Scan each line of the records for the word "Employee" and extract the ones that have it.

● Available records
---*---
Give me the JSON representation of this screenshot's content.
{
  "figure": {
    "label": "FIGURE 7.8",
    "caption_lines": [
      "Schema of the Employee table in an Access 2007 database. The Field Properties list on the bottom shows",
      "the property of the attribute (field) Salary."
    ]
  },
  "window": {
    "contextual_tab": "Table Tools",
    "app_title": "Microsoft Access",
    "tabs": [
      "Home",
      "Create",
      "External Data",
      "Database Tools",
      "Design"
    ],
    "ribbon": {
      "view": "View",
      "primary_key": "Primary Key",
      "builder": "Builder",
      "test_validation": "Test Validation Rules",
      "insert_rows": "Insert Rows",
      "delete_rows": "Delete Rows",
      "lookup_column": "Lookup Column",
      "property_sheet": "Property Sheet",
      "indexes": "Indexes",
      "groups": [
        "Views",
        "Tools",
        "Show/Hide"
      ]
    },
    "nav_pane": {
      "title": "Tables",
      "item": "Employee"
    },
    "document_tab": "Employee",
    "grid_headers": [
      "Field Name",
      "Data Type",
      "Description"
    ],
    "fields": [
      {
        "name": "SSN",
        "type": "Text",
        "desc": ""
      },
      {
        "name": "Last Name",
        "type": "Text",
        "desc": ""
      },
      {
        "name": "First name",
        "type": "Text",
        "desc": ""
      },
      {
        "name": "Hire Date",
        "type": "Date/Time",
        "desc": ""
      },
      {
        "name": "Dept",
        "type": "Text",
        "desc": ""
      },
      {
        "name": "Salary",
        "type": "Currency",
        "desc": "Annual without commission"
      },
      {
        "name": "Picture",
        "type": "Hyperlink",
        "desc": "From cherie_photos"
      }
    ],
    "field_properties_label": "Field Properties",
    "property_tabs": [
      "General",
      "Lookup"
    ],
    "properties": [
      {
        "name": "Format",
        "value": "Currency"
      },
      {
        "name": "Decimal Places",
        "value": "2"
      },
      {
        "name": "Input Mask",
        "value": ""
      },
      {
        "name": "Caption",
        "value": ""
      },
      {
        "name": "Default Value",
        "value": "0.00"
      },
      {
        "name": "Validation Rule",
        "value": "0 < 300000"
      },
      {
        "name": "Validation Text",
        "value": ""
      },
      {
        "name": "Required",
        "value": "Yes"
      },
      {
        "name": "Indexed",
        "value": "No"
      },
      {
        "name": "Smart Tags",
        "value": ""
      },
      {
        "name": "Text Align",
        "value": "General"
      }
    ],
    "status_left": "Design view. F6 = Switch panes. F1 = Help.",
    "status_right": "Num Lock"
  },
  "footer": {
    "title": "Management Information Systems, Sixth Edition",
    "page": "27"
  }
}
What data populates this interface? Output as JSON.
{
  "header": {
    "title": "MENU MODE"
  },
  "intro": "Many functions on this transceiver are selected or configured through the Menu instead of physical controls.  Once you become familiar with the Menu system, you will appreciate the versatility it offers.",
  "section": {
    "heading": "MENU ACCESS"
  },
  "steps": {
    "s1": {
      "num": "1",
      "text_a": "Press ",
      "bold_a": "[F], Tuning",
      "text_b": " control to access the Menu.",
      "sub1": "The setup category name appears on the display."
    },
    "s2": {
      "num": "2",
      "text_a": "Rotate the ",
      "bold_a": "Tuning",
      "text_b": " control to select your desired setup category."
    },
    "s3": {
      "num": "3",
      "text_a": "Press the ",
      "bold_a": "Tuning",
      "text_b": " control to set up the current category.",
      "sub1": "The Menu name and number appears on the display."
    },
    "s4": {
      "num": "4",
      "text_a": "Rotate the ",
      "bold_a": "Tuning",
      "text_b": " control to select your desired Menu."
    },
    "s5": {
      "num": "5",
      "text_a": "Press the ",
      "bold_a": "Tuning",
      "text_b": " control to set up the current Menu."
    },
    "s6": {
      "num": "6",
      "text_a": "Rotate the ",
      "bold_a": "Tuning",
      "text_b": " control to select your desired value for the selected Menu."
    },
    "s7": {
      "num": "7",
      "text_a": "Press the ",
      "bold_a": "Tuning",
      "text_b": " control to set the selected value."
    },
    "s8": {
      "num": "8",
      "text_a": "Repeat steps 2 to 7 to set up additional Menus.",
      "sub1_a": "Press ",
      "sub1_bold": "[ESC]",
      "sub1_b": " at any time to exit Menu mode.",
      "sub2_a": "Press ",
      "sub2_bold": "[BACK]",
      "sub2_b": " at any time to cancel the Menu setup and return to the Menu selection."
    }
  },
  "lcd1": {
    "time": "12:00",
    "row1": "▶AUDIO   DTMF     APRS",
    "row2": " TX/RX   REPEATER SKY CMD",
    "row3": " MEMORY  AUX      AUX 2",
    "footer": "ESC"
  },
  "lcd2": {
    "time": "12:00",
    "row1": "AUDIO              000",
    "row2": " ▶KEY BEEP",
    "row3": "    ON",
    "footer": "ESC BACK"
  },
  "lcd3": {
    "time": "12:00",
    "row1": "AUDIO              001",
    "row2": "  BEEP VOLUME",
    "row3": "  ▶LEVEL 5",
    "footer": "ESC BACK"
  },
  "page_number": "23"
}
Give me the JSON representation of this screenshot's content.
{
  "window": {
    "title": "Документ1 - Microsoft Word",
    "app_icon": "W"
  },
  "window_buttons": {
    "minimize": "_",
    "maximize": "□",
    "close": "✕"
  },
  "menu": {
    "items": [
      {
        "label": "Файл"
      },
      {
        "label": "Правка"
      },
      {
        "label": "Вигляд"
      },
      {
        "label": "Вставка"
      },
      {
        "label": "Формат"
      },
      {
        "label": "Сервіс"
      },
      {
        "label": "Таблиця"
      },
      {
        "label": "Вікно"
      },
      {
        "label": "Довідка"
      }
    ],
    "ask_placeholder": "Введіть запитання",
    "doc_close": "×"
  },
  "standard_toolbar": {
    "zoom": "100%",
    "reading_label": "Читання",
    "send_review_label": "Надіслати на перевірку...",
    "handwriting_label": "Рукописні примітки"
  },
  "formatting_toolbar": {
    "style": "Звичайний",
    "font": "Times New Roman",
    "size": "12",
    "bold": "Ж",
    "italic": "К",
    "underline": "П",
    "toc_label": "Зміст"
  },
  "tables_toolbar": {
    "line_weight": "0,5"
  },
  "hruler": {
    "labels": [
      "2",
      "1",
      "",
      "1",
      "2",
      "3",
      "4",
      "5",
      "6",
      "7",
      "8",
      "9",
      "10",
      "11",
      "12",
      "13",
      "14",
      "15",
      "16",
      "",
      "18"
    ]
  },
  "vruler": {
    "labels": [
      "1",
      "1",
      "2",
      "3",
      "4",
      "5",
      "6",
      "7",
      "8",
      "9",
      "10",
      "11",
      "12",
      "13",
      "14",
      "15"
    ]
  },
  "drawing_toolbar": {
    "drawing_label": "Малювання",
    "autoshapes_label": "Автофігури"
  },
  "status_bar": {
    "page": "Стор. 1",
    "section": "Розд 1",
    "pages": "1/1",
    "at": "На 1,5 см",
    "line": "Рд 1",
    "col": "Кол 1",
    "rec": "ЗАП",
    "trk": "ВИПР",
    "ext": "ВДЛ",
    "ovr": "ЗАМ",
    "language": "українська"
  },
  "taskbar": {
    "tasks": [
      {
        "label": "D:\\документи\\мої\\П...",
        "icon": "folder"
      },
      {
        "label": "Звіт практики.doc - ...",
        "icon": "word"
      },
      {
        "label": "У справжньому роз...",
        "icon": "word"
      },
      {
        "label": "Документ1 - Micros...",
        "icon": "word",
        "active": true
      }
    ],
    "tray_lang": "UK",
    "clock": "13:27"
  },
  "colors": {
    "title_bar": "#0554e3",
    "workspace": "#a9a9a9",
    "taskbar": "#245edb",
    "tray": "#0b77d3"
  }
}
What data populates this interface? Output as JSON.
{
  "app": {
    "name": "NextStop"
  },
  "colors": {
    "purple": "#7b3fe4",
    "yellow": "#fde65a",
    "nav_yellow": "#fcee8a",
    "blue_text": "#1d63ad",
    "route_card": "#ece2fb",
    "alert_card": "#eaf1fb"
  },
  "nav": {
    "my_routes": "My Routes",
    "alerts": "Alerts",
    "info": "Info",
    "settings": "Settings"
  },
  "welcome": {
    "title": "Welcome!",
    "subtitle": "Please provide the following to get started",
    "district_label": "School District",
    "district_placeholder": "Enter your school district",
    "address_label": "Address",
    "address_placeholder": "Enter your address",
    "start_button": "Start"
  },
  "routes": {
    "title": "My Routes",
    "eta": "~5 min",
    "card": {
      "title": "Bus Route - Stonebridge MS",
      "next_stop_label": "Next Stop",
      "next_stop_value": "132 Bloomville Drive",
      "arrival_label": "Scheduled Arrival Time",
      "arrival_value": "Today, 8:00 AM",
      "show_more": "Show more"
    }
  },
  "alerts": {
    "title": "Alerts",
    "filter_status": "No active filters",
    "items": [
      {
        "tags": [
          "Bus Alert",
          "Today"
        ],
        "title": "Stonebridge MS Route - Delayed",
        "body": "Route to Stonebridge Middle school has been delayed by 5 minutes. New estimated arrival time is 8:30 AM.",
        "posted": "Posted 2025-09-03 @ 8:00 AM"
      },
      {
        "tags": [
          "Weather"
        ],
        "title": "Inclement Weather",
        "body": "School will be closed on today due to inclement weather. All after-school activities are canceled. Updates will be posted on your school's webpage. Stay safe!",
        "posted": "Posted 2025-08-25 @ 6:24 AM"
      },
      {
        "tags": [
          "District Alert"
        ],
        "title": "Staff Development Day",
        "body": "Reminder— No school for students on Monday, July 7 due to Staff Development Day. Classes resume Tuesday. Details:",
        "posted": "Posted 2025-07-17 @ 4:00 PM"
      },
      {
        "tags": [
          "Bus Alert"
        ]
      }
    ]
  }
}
---*---
● Result of this task
      "Schema of the Employee table in an Access 2007 database. The Field Properties list on the bottom shows",
      "item": "Employee"
    "document_tab": "Employee",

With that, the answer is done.